AIM OF THE EXERCISE: Return all lines from the listing below in which the string "this" occurs.

MATERIAL PROVIDED:
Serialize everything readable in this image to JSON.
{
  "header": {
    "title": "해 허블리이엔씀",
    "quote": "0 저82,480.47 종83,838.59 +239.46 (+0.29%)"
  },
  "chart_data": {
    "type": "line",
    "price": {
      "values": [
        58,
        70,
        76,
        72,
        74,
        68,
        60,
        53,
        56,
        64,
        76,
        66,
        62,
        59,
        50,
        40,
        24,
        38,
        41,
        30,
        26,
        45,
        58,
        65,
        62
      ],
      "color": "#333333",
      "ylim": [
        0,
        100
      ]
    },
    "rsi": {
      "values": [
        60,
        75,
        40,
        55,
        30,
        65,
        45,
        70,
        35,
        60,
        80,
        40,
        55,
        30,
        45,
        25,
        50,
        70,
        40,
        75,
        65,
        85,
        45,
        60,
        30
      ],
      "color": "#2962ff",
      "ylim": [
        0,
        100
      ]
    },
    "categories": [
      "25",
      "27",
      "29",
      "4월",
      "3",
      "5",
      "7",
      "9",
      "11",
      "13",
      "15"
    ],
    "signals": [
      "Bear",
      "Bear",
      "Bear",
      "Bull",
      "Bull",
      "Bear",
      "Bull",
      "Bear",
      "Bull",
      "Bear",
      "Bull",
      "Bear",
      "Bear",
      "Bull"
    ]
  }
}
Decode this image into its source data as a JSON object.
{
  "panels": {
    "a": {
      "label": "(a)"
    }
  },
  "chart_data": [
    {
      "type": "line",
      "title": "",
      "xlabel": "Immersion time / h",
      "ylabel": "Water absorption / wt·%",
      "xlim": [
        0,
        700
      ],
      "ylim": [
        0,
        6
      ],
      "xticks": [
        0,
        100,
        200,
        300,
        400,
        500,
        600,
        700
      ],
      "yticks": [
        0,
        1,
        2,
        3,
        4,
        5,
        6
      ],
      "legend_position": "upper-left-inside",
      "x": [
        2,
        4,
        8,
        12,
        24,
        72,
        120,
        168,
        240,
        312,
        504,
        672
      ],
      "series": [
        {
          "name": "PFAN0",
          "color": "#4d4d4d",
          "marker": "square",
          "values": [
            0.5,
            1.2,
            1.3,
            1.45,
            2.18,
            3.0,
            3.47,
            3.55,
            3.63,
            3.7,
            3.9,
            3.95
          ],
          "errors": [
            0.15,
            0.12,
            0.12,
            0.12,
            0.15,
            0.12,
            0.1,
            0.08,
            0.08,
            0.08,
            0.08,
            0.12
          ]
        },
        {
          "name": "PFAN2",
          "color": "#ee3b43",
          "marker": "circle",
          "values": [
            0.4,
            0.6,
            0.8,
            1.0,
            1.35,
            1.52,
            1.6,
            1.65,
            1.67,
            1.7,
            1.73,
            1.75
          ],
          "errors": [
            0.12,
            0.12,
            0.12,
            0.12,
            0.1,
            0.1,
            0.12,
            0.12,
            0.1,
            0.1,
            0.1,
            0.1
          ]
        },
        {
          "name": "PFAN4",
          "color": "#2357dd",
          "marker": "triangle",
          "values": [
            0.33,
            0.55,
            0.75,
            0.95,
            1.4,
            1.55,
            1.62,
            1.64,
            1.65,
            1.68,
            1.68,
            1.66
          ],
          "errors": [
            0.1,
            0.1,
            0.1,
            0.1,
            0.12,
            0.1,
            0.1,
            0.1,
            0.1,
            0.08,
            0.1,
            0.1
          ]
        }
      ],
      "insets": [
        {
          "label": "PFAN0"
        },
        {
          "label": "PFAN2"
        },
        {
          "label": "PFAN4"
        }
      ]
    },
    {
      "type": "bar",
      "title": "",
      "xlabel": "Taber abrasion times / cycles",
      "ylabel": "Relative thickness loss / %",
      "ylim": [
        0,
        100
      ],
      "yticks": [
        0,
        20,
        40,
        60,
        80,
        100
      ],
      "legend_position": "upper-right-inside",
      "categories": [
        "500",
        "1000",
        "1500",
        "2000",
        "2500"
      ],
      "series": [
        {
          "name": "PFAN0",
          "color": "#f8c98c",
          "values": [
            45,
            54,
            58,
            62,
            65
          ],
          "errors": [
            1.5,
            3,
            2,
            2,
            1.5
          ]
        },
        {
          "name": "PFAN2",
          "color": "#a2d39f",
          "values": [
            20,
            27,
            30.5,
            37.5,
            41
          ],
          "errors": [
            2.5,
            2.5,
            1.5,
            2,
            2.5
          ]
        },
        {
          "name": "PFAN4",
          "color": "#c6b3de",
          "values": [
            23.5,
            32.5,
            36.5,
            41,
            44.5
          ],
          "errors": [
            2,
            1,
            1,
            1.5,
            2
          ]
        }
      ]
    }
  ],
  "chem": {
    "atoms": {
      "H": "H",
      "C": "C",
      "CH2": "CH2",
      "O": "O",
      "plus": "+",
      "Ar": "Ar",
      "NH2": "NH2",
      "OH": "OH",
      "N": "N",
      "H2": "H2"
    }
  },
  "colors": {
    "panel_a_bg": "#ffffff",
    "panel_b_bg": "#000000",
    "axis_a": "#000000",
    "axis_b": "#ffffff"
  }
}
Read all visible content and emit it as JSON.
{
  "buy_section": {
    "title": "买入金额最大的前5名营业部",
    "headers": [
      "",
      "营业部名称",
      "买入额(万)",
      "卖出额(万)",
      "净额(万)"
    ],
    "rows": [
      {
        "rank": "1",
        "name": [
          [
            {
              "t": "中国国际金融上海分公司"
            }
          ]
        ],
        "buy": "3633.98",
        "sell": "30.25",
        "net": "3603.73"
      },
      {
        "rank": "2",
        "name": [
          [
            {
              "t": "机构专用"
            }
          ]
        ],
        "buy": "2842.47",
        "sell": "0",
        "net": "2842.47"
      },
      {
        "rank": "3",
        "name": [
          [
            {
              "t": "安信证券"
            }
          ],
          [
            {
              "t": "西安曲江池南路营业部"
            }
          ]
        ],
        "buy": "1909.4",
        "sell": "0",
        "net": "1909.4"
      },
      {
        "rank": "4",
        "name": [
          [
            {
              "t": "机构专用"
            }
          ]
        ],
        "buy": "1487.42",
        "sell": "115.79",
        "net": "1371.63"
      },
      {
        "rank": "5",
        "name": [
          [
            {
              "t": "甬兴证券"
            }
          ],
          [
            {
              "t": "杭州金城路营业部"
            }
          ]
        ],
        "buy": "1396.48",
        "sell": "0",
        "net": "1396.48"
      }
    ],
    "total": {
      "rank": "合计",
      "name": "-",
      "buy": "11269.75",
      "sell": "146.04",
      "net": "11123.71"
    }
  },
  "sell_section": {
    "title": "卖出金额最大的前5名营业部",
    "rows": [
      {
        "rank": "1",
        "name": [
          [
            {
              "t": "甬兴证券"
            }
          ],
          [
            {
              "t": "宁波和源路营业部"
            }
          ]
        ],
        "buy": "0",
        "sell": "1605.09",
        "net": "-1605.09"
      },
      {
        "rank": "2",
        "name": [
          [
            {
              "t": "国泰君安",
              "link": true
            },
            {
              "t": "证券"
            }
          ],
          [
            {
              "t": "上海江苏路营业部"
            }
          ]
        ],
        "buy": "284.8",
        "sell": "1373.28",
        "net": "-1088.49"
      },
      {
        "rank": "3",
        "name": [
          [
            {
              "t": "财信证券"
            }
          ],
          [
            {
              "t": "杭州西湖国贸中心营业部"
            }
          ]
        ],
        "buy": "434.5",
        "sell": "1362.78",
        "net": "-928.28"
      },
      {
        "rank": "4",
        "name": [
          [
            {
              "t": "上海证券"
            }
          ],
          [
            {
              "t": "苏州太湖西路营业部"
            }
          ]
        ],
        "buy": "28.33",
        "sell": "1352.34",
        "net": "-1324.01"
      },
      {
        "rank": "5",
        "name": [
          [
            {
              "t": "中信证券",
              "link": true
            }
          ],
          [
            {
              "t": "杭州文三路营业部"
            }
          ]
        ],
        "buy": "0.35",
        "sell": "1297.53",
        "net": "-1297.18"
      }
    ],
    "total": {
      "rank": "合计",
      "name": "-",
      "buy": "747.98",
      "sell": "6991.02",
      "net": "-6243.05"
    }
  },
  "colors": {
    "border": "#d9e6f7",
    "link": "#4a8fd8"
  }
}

RESULT OF THE TASK:
Serialize everything readable in this image to JSON.
Decode this image into its source data as a JSON object.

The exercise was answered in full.